§ TASK GOAL: How many lines in the listing below include the word "JSON"? Answer with the number and nothing else.
*** TASK INPUTS
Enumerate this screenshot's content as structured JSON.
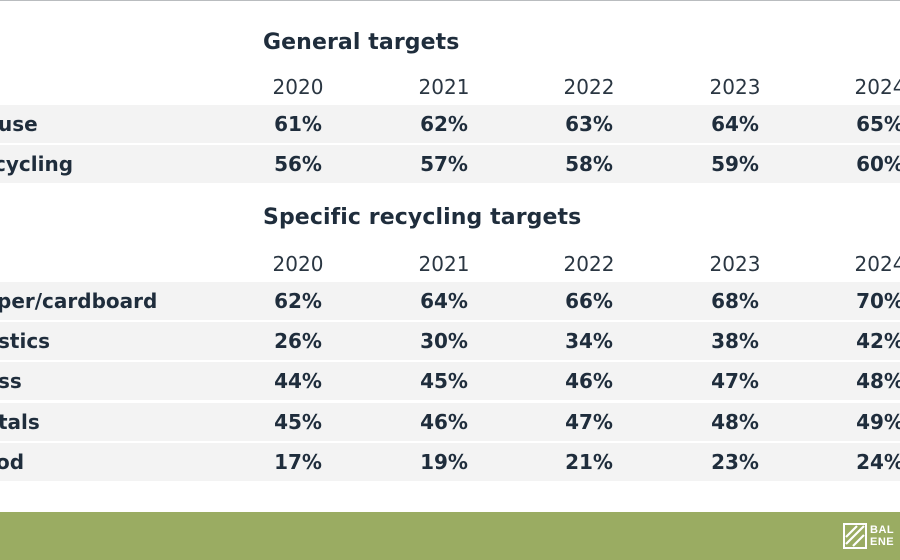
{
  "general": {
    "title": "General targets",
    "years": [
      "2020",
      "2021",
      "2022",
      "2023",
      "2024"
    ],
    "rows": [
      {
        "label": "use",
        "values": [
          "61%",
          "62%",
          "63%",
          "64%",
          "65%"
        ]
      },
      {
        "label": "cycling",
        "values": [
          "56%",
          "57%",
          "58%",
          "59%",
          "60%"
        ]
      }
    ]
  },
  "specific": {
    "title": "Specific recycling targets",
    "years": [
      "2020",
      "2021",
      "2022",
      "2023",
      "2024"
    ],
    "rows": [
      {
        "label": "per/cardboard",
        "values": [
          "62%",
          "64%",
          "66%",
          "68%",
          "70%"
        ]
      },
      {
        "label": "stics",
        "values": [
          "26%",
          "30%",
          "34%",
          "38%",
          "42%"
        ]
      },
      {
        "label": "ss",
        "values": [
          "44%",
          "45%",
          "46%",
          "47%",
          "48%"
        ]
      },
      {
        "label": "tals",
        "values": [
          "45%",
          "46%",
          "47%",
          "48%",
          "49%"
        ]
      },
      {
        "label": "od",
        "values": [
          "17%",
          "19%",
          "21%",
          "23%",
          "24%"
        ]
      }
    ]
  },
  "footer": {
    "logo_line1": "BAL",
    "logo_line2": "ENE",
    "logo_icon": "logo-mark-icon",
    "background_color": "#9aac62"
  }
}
******
*** TASK INPUTS
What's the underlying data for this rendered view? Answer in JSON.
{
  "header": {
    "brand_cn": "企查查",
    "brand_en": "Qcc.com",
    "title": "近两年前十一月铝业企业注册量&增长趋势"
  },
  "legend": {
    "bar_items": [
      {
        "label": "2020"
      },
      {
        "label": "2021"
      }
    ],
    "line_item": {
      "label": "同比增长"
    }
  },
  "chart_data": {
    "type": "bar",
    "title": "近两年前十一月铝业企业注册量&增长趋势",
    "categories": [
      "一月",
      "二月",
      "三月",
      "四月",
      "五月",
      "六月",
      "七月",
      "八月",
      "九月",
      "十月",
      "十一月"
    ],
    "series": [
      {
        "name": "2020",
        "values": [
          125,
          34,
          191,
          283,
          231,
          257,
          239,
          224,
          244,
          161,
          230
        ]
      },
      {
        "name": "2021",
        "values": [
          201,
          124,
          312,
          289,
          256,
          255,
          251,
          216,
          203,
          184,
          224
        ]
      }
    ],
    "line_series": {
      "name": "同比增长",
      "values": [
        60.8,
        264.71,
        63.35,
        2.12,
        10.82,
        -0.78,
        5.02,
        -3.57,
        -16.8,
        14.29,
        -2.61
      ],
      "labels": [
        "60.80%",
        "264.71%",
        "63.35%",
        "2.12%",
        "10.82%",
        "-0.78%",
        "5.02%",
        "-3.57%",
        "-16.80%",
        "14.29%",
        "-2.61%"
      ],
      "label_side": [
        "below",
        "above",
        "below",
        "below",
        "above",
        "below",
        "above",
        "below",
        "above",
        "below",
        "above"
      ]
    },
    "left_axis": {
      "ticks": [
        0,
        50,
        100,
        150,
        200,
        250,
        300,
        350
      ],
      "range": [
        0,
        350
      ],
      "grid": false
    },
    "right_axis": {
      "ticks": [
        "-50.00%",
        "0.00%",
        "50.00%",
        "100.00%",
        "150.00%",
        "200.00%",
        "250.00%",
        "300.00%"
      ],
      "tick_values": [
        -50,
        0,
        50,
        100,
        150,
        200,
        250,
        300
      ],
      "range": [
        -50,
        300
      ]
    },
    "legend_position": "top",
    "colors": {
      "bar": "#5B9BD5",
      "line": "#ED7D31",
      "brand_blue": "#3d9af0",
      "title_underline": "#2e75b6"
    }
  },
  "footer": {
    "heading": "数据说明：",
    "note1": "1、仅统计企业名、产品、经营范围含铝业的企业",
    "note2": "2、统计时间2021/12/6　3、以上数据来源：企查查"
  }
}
******
*** TASK INPUTS
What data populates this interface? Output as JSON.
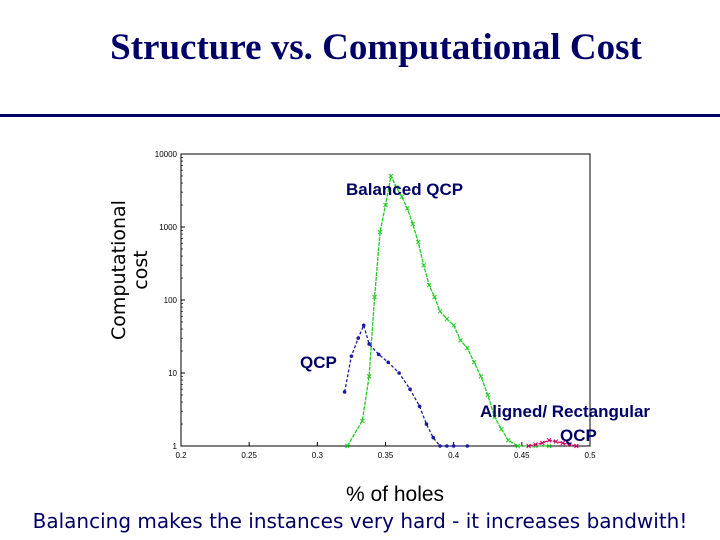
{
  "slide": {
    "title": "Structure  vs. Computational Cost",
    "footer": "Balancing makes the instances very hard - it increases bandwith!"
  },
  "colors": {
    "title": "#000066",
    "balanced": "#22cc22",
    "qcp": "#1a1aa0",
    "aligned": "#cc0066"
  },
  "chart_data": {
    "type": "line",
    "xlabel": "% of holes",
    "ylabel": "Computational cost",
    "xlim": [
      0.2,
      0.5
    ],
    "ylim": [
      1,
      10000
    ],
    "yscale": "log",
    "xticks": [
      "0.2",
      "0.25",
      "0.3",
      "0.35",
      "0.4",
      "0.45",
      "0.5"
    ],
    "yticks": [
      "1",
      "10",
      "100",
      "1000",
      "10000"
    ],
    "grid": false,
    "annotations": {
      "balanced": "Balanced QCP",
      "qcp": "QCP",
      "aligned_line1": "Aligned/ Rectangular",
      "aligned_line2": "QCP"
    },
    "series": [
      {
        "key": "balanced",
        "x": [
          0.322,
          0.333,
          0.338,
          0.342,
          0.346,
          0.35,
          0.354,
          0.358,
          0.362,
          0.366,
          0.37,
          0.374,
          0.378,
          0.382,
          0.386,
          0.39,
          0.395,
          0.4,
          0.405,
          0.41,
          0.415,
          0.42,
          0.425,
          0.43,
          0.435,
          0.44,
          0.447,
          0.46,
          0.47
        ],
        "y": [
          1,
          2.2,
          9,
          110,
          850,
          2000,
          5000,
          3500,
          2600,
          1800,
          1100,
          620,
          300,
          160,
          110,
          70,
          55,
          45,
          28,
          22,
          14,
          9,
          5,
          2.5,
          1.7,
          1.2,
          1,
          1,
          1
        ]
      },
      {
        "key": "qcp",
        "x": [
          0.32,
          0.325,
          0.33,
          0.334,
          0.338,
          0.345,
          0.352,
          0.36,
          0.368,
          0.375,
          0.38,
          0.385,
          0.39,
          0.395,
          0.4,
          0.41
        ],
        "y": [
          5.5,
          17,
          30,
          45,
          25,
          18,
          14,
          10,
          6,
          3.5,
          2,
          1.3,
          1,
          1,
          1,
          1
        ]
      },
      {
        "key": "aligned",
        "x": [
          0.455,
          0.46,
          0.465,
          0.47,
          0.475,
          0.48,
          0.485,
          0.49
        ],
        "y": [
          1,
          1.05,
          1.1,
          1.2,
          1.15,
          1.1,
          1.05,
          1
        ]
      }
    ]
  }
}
******
§ RESPONSE: 3